╭─ DATA SUPPLIED

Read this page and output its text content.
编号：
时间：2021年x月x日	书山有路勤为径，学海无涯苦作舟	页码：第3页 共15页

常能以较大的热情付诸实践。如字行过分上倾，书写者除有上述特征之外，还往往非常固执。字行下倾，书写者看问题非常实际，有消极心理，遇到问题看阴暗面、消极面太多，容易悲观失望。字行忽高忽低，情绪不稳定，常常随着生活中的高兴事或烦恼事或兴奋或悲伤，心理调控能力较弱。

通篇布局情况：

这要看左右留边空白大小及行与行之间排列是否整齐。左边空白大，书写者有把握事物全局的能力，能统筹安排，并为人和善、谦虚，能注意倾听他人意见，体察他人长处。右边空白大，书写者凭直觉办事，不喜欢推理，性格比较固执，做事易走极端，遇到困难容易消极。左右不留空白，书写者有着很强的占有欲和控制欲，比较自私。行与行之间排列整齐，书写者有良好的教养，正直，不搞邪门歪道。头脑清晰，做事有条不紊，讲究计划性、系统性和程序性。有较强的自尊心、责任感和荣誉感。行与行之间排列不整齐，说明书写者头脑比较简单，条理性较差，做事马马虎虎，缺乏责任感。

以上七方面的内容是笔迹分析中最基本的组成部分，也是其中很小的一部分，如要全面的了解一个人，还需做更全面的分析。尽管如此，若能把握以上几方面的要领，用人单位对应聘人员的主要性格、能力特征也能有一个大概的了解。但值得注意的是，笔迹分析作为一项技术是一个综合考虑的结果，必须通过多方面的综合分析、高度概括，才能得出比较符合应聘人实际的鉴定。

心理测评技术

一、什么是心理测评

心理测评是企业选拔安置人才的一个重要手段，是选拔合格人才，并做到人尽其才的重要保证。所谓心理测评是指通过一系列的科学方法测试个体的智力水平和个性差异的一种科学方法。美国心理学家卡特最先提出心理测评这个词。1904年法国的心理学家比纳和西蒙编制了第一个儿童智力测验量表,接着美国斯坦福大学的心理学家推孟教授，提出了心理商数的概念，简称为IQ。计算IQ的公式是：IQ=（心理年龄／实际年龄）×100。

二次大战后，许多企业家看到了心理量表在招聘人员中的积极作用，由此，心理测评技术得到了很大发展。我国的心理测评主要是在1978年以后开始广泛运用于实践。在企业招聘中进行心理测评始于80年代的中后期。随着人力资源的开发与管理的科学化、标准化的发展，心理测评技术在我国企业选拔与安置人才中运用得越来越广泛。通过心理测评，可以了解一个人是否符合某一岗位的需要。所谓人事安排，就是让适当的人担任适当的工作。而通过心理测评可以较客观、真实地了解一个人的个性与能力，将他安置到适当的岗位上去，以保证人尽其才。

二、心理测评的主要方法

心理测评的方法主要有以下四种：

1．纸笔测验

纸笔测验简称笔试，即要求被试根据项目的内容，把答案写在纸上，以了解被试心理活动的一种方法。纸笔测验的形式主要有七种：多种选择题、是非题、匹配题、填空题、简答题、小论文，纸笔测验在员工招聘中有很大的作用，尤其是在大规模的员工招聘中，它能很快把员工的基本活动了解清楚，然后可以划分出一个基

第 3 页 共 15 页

╰─

§ INSTRUCTIONS TO FOLLOW
The entries above must be returned exactly.

§ SOLVED PROBLEM
Read this page and output its text content.
编号：
时间：2021年x月x日	书山有路勤为径，学海无涯苦作舟	页码：第3页 共15页

常能以较大的热情付诸实践。如字行过分上倾，书写者除有上述特征之外，还往往非常固执。字行下倾，书写者看问题非常实际，有消极心理，遇到问题看阴暗面、消极面太多，容易悲观失望。字行忽高忽低，情绪不稳定，常常随着生活中的高兴事或烦恼事或兴奋或悲伤，心理调控能力较弱。

通篇布局情况：

这要看左右留边空白大小及行与行之间排列是否整齐。左边空白大，书写者有把握事物全局的能力，能统筹安排，并为人和善、谦虚，能注意倾听他人意见，体察他人长处。右边空白大，书写者凭直觉办事，不喜欢推理，性格比较固执，做事易走极端，遇到困难容易消极。左右不留空白，书写者有着很强的占有欲和控制欲，比较自私。行与行之间排列整齐，书写者有良好的教养，正直，不搞邪门歪道。头脑清晰，做事有条不紊，讲究计划性、系统性和程序性。有较强的自尊心、责任感和荣誉感。行与行之间排列不整齐，说明书写者头脑比较简单，条理性较差，做事马马虎虎，缺乏责任感。

以上七方面的内容是笔迹分析中最基本的组成部分，也是其中很小的一部分，如要全面的了解一个人，还需做更全面的分析。尽管如此，若能把握以上几方面的要领，用人单位对应聘人员的主要性格、能力特征也能有一个大概的了解。但值得注意的是，笔迹分析作为一项技术是一个综合考虑的结果，必须通过多方面的综合分析、高度概括，才能得出比较符合应聘人实际的鉴定。

心理测评技术

一、什么是心理测评

心理测评是企业选拔安置人才的一个重要手段，是选拔合格人才，并做到人尽其才的重要保证。所谓心理测评是指通过一系列的科学方法测试个体的智力水平和个性差异的一种科学方法。美国心理学家卡特最先提出心理测评这个词。1904年法国的心理学家比纳和西蒙编制了第一个儿童智力测验量表,接着美国斯坦福大学的心理学家推孟教授，提出了心理商数的概念，简称为IQ。计算IQ的公式是：IQ=（心理年龄／实际年龄）×100。

二次大战后，许多企业家看到了心理量表在招聘人员中的积极作用，由此，心理测评技术得到了很大发展。我国的心理测评主要是在1978年以后开始广泛运用于实践。在企业招聘中进行心理测评始于80年代的中后期。随着人力资源的开发与管理的科学化、标准化的发展，心理测评技术在我国企业选拔与安置人才中运用得越来越广泛。通过心理测评，可以了解一个人是否符合某一岗位的需要。所谓人事安排，就是让适当的人担任适当的工作。而通过心理测评可以较客观、真实地了解一个人的个性与能力，将他安置到适当的岗位上去，以保证人尽其才。

二、心理测评的主要方法

心理测评的方法主要有以下四种：

1．纸笔测验

纸笔测验简称笔试，即要求被试根据项目的内容，把答案写在纸上，以了解被试心理活动的一种方法。纸笔测验的形式主要有七种：多种选择题、是非题、匹配题、填空题、简答题、小论文，纸笔测验在员工招聘中有很大的作用，尤其是在大规模的员工招聘中，它能很快把员工的基本活动了解清楚，然后可以划分出一个基

第 3 页 共 15 页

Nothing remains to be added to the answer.